(begin)

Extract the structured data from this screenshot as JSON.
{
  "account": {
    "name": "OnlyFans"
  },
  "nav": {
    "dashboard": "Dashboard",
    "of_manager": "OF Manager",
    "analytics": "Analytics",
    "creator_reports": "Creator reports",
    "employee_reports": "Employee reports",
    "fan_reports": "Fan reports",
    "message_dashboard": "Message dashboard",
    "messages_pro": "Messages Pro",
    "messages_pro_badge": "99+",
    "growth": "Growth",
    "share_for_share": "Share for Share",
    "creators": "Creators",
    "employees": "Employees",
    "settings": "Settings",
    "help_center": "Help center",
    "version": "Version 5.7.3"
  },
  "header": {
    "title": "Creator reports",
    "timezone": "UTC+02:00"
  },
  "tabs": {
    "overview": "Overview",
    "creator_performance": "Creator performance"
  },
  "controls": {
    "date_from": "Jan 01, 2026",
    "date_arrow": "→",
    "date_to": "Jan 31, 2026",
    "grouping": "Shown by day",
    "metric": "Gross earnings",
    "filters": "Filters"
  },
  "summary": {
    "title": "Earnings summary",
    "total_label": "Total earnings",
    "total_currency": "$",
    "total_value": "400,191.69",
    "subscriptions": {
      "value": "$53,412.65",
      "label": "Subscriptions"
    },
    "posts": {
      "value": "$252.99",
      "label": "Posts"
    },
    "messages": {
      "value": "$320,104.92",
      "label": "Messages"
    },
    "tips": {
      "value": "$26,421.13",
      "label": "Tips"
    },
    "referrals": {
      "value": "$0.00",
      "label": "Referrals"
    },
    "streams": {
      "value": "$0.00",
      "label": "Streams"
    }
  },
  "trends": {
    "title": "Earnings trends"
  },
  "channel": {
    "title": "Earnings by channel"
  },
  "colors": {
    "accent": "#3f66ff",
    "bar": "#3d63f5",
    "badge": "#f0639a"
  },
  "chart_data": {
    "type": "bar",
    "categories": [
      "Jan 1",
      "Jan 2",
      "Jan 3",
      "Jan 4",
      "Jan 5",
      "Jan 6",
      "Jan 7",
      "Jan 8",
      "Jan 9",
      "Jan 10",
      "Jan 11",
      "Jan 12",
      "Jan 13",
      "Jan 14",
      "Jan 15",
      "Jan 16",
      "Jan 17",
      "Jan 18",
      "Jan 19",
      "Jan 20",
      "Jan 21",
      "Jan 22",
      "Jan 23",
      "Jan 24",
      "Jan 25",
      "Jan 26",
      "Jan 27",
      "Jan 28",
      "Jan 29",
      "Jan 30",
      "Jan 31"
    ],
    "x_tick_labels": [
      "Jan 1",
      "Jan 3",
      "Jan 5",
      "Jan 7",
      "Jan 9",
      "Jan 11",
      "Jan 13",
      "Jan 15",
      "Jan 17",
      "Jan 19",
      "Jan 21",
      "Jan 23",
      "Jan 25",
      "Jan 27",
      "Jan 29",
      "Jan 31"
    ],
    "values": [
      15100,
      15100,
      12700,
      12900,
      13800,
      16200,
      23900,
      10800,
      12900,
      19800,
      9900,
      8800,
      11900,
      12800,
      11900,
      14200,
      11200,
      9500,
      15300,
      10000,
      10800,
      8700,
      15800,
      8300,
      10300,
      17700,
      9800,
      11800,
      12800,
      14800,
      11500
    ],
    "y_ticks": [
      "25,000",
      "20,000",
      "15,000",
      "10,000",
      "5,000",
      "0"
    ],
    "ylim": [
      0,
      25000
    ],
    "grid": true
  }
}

(end)

Extract each line from the listing above, please, and repeat it exactly.

Extract the structured data from this screenshot as JSON.
{
  "account": {
    "name": "OnlyFans"
  },
  "nav": {
    "dashboard": "Dashboard",
    "of_manager": "OF Manager",
    "analytics": "Analytics",
    "creator_reports": "Creator reports",
    "employee_reports": "Employee reports",
    "fan_reports": "Fan reports",
    "message_dashboard": "Message dashboard",
    "messages_pro": "Messages Pro",
    "messages_pro_badge": "99+",
    "growth": "Growth",
    "share_for_share": "Share for Share",
    "creators": "Creators",
    "employees": "Employees",
    "settings": "Settings",
    "help_center": "Help center",
    "version": "Version 5.7.3"
  },
  "header": {
    "title": "Creator reports",
    "timezone": "UTC+02:00"
  },
  "tabs": {
    "overview": "Overview",
    "creator_performance": "Creator performance"
  },
  "controls": {
    "date_from": "Jan 01, 2026",
    "date_arrow": "→",
    "date_to": "Jan 31, 2026",
    "grouping": "Shown by day",
    "metric": "Gross earnings",
    "filters": "Filters"
  },
  "summary": {
    "title": "Earnings summary",
    "total_label": "Total earnings",
    "total_currency": "$",
    "total_value": "400,191.69",
    "subscriptions": {
      "value": "$53,412.65",
      "label": "Subscriptions"
    },
    "posts": {
      "value": "$252.99",
      "label": "Posts"
    },
    "messages": {
      "value": "$320,104.92",
      "label": "Messages"
    },
    "tips": {
      "value": "$26,421.13",
      "label": "Tips"
    },
    "referrals": {
      "value": "$0.00",
      "label": "Referrals"
    },
    "streams": {
      "value": "$0.00",
      "label": "Streams"
    }
  },
  "trends": {
    "title": "Earnings trends"
  },
  "channel": {
    "title": "Earnings by channel"
  },
  "colors": {
    "accent": "#3f66ff",
    "bar": "#3d63f5",
    "badge": "#f0639a"
  },
  "chart_data": {
    "type": "bar",
    "categories": [
      "Jan 1",
      "Jan 2",
      "Jan 3",
      "Jan 4",
      "Jan 5",
      "Jan 6",
      "Jan 7",
      "Jan 8",
      "Jan 9",
      "Jan 10",
      "Jan 11",
      "Jan 12",
      "Jan 13",
      "Jan 14",
      "Jan 15",
      "Jan 16",
      "Jan 17",
      "Jan 18",
      "Jan 19",
      "Jan 20",
      "Jan 21",
      "Jan 22",
      "Jan 23",
      "Jan 24",
      "Jan 25",
      "Jan 26",
      "Jan 27",
      "Jan 28",
      "Jan 29",
      "Jan 30",
      "Jan 31"
    ],
    "x_tick_labels": [
      "Jan 1",
      "Jan 3",
      "Jan 5",
      "Jan 7",
      "Jan 9",
      "Jan 11",
      "Jan 13",
      "Jan 15",
      "Jan 17",
      "Jan 19",
      "Jan 21",
      "Jan 23",
      "Jan 25",
      "Jan 27",
      "Jan 29",
      "Jan 31"
    ],
    "values": [
      15100,
      15100,
      12700,
      12900,
      13800,
      16200,
      23900,
      10800,
      12900,
      19800,
      9900,
      8800,
      11900,
      12800,
      11900,
      14200,
      11200,
      9500,
      15300,
      10000,
      10800,
      8700,
      15800,
      8300,
      10300,
      17700,
      9800,
      11800,
      12800,
      14800,
      11500
    ],
    "y_ticks": [
      "25,000",
      "20,000",
      "15,000",
      "10,000",
      "5,000",
      "0"
    ],
    "ylim": [
      0,
      25000
    ],
    "grid": true
  }
}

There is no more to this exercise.